__THE REQUEST__: Return each line holding the string "SYSTEMS".

__ENTRIES PROVIDED__:
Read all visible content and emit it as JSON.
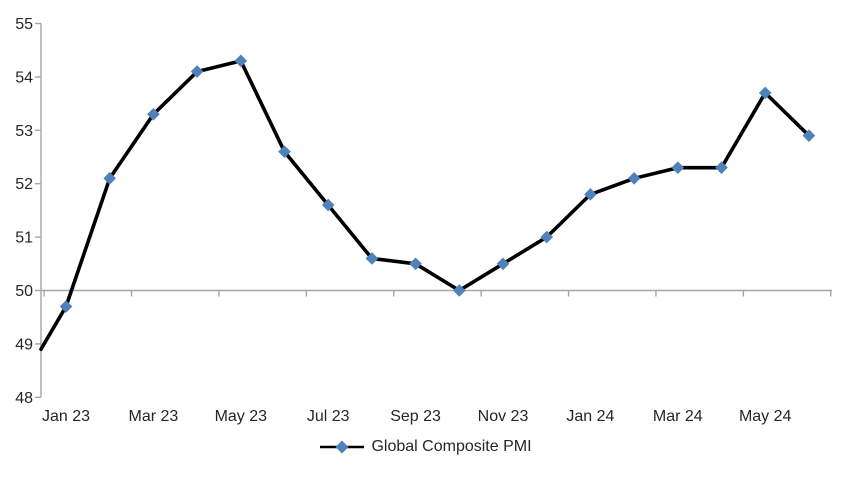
{
  "chart_data": {
    "type": "line",
    "title": "",
    "legend": {
      "label": "Global Composite PMI",
      "position": "bottom-center"
    },
    "categories": [
      "Jan 23",
      "Feb 23",
      "Mar 23",
      "Apr 23",
      "May 23",
      "Jun 23",
      "Jul 23",
      "Aug 23",
      "Sep 23",
      "Oct 23",
      "Nov 23",
      "Dec 23",
      "Jan 24",
      "Feb 24",
      "Mar 24",
      "Apr 24",
      "May 24",
      "Jun 24"
    ],
    "series": [
      {
        "name": "Global Composite PMI",
        "values": [
          49.7,
          52.1,
          53.3,
          54.1,
          54.3,
          52.6,
          51.6,
          50.6,
          50.5,
          50.0,
          50.5,
          51.0,
          51.8,
          52.1,
          52.3,
          52.3,
          53.7,
          52.9
        ]
      }
    ],
    "left_edge_entry_value": 48.9,
    "x_tick_labels": [
      "Jan 23",
      "Mar 23",
      "May 23",
      "Jul 23",
      "Sep 23",
      "Nov 23",
      "Jan 24",
      "Mar 24",
      "May 24"
    ],
    "y_ticks": [
      "48",
      "49",
      "50",
      "51",
      "52",
      "53",
      "54",
      "55"
    ],
    "ylim": [
      48,
      55
    ],
    "x_axis_cross_value": 50,
    "grid": false,
    "marker_shape": "diamond",
    "line_style": "solid",
    "colors": {
      "line": "#000000",
      "marker": "#4F81BD",
      "axis": "#A6A6A6",
      "label_text": "#262626"
    }
  }
}
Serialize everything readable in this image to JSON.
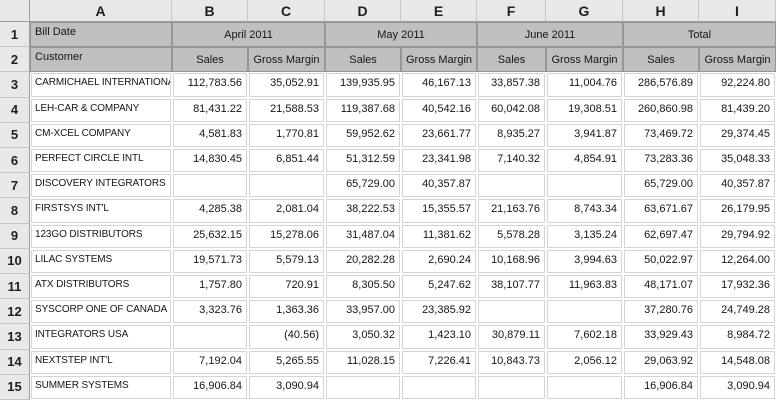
{
  "sheet": {
    "columns": [
      "A",
      "B",
      "C",
      "D",
      "E",
      "F",
      "G",
      "H",
      "I"
    ],
    "header_row_numbers": [
      "1",
      "2"
    ],
    "bill_date_label": "Bill Date",
    "customer_label": "Customer",
    "groups": [
      {
        "label": "April 2011",
        "sub": [
          "Sales",
          "Gross Margin"
        ]
      },
      {
        "label": "May 2011",
        "sub": [
          "Sales",
          "Gross Margin"
        ]
      },
      {
        "label": "June 2011",
        "sub": [
          "Sales",
          "Gross Margin"
        ]
      },
      {
        "label": "Total",
        "sub": [
          "Sales",
          "Gross Margin"
        ]
      }
    ],
    "rows": [
      {
        "num": "3",
        "customer": "CARMICHAEL INTERNATIONAL",
        "values": [
          "112,783.56",
          "35,052.91",
          "139,935.95",
          "46,167.13",
          "33,857.38",
          "11,004.76",
          "286,576.89",
          "92,224.80"
        ]
      },
      {
        "num": "4",
        "customer": "LEH-CAR & COMPANY",
        "values": [
          "81,431.22",
          "21,588.53",
          "119,387.68",
          "40,542.16",
          "60,042.08",
          "19,308.51",
          "260,860.98",
          "81,439.20"
        ]
      },
      {
        "num": "5",
        "customer": "CM-XCEL COMPANY",
        "values": [
          "4,581.83",
          "1,770.81",
          "59,952.62",
          "23,661.77",
          "8,935.27",
          "3,941.87",
          "73,469.72",
          "29,374.45"
        ]
      },
      {
        "num": "6",
        "customer": "PERFECT CIRCLE INTL",
        "values": [
          "14,830.45",
          "6,851.44",
          "51,312.59",
          "23,341.98",
          "7,140.32",
          "4,854.91",
          "73,283.36",
          "35,048.33"
        ]
      },
      {
        "num": "7",
        "customer": "DISCOVERY INTEGRATORS",
        "values": [
          "",
          "",
          "65,729.00",
          "40,357.87",
          "",
          "",
          "65,729.00",
          "40,357.87"
        ]
      },
      {
        "num": "8",
        "customer": "FIRSTSYS INT'L",
        "values": [
          "4,285.38",
          "2,081.04",
          "38,222.53",
          "15,355.57",
          "21,163.76",
          "8,743.34",
          "63,671.67",
          "26,179.95"
        ]
      },
      {
        "num": "9",
        "customer": "123GO DISTRIBUTORS",
        "values": [
          "25,632.15",
          "15,278.06",
          "31,487.04",
          "11,381.62",
          "5,578.28",
          "3,135.24",
          "62,697.47",
          "29,794.92"
        ]
      },
      {
        "num": "10",
        "customer": "LILAC SYSTEMS",
        "values": [
          "19,571.73",
          "5,579.13",
          "20,282.28",
          "2,690.24",
          "10,168.96",
          "3,994.63",
          "50,022.97",
          "12,264.00"
        ]
      },
      {
        "num": "11",
        "customer": "ATX DISTRIBUTORS",
        "values": [
          "1,757.80",
          "720.91",
          "8,305.50",
          "5,247.62",
          "38,107.77",
          "11,963.83",
          "48,171.07",
          "17,932.36"
        ]
      },
      {
        "num": "12",
        "customer": "SYSCORP ONE OF CANADA",
        "values": [
          "3,323.76",
          "1,363.36",
          "33,957.00",
          "23,385.92",
          "",
          "",
          "37,280.76",
          "24,749.28"
        ]
      },
      {
        "num": "13",
        "customer": "INTEGRATORS USA",
        "values": [
          "",
          "(40.56)",
          "3,050.32",
          "1,423.10",
          "30,879.11",
          "7,602.18",
          "33,929.43",
          "8,984.72"
        ]
      },
      {
        "num": "14",
        "customer": "NEXTSTEP INT'L",
        "values": [
          "7,192.04",
          "5,265.55",
          "11,028.15",
          "7,226.41",
          "10,843.73",
          "2,056.12",
          "29,063.92",
          "14,548.08"
        ]
      },
      {
        "num": "15",
        "customer": "SUMMER SYSTEMS",
        "values": [
          "16,906.84",
          "3,090.94",
          "",
          "",
          "",
          "",
          "16,906.84",
          "3,090.94"
        ]
      }
    ],
    "colors": {
      "header_fill": "#bfbfbf",
      "header_border": "#959595",
      "frame_fill": "#e8e8e8",
      "frame_border": "#9c9c9c",
      "cell_border": "#d4d4d4",
      "text": "#151515"
    }
  }
}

__WRITTEN SOLUTION__:
        "customer": "LILAC SYSTEMS",
        "customer": "SUMMER SYSTEMS",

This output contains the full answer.